● **PROBLEM TO WORK ON**
Report how many lines contain "value". The answer is a single number.

Stored items:
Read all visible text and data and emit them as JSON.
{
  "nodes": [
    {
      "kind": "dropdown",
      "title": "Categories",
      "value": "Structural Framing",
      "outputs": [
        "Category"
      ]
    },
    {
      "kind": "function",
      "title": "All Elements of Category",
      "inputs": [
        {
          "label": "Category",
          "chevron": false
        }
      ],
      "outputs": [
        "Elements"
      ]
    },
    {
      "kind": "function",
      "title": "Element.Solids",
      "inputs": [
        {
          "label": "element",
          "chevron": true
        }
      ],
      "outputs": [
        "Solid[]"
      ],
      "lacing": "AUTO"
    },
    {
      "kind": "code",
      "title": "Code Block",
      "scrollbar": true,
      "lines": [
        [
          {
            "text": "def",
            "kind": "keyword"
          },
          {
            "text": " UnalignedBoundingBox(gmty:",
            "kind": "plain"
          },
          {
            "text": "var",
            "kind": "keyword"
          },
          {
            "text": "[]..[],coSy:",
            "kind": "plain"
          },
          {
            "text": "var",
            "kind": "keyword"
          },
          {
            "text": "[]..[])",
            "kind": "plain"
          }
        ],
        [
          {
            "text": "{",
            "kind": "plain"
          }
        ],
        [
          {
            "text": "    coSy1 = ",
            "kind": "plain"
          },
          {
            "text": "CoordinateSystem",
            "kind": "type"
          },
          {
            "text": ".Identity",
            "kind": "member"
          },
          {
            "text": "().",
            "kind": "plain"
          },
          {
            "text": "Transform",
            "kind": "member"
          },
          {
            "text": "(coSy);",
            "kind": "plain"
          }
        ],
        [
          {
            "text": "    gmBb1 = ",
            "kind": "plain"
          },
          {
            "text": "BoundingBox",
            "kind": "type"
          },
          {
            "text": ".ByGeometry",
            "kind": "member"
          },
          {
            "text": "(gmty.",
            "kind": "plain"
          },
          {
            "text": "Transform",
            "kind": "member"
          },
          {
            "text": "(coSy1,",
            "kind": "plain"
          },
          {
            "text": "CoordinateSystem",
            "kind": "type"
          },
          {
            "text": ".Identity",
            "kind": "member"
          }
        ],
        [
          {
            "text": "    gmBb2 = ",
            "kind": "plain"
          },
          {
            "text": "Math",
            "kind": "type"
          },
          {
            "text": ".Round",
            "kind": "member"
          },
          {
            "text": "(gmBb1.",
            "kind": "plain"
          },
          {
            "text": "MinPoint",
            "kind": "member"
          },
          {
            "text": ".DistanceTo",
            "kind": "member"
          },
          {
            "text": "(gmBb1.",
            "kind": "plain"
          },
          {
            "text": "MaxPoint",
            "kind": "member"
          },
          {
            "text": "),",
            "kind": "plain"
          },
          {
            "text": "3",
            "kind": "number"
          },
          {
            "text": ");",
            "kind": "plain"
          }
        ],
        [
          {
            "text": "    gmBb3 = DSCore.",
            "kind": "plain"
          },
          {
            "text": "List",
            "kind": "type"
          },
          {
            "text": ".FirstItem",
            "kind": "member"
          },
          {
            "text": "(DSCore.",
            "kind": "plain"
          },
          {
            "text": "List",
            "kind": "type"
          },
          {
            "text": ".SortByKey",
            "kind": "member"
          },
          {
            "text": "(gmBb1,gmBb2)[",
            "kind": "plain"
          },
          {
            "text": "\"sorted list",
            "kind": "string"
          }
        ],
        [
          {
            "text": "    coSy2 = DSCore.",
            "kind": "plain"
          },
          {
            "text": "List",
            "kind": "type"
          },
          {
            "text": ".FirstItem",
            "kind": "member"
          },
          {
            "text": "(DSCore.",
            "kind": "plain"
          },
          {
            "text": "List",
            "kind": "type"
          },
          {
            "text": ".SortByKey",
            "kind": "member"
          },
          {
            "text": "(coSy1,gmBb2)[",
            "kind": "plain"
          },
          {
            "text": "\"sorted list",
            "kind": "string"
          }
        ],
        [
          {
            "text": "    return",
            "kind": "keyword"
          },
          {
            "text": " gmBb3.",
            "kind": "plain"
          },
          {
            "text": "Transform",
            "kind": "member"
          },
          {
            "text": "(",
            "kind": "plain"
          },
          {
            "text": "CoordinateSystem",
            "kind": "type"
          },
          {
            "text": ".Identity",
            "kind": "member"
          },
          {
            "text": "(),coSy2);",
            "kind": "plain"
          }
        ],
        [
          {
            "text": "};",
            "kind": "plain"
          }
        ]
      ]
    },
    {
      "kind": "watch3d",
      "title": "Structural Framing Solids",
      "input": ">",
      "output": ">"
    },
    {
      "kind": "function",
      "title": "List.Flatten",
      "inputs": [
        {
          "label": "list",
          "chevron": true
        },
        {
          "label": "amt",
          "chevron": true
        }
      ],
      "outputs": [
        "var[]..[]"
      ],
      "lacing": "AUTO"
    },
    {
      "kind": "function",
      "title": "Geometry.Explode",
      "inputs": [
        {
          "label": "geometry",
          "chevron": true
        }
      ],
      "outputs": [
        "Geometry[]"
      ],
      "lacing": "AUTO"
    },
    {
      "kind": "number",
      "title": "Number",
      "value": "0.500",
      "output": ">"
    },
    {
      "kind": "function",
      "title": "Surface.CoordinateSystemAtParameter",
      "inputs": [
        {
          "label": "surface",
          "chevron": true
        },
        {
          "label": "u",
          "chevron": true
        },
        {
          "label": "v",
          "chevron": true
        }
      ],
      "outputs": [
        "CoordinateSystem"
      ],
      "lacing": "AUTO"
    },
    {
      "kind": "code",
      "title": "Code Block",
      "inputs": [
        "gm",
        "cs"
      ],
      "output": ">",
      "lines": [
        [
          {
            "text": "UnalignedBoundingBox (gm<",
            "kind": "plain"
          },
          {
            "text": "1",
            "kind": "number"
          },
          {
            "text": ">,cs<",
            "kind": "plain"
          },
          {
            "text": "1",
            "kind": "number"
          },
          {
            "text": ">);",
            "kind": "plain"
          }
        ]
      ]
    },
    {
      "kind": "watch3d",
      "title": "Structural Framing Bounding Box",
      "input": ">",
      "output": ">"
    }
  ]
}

● **SOLUTION BELOW**
2